__Excerpt from a dataset__:
----
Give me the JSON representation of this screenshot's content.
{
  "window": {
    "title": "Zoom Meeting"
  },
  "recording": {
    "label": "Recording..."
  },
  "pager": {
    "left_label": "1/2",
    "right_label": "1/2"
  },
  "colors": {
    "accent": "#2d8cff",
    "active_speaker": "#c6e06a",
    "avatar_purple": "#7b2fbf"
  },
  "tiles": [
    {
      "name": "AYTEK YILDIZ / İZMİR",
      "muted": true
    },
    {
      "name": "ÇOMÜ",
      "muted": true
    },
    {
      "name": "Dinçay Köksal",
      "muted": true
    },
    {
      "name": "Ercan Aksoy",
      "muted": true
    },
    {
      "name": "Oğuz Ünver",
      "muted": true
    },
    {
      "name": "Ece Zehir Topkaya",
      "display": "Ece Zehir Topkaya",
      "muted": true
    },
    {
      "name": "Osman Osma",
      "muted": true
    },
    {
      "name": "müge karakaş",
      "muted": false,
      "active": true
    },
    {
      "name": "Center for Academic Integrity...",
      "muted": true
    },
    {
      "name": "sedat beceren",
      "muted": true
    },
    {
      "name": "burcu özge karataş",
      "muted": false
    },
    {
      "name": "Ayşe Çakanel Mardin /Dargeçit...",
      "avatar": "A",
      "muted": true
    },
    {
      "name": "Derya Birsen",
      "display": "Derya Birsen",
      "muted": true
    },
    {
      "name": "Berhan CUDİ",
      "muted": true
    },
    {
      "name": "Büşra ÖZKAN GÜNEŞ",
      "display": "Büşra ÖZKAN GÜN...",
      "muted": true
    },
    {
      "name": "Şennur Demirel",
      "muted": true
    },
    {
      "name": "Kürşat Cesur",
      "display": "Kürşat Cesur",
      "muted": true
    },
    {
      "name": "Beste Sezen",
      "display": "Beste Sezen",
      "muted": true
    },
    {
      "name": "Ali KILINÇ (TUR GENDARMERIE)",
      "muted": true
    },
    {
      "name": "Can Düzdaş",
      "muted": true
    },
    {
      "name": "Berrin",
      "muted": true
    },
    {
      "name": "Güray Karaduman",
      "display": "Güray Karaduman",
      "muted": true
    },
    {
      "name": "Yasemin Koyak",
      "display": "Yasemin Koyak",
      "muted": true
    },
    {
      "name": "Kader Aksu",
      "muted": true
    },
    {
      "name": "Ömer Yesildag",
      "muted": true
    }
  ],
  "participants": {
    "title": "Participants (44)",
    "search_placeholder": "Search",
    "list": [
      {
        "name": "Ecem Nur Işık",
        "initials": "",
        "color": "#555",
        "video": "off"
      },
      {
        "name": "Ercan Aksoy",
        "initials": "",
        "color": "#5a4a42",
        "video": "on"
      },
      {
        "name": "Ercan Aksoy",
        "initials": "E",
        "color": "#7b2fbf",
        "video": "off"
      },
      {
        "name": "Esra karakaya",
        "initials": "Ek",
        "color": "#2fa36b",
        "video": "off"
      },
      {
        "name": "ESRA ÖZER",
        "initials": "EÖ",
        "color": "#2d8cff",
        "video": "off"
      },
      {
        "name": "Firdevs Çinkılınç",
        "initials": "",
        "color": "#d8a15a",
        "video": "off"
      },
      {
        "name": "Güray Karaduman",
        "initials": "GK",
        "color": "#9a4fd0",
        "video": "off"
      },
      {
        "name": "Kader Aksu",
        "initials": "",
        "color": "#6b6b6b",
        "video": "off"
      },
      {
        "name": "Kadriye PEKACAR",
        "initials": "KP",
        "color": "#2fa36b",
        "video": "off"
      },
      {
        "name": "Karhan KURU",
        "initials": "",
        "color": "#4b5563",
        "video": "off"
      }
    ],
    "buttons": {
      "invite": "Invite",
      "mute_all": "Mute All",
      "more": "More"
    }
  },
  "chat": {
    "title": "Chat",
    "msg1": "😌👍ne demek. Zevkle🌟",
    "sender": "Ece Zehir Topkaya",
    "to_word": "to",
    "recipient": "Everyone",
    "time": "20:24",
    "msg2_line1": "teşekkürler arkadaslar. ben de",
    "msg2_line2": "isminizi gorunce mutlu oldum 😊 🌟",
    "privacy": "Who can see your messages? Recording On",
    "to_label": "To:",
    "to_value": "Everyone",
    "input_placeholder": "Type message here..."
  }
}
----
__Given problem__: Where a line of the material above holds the string "Zehir", copy that line.

__Solution__:
      "name": "Ece Zehir Topkaya",
      "display": "Ece Zehir Topkaya",
    "sender": "Ece Zehir Topkaya",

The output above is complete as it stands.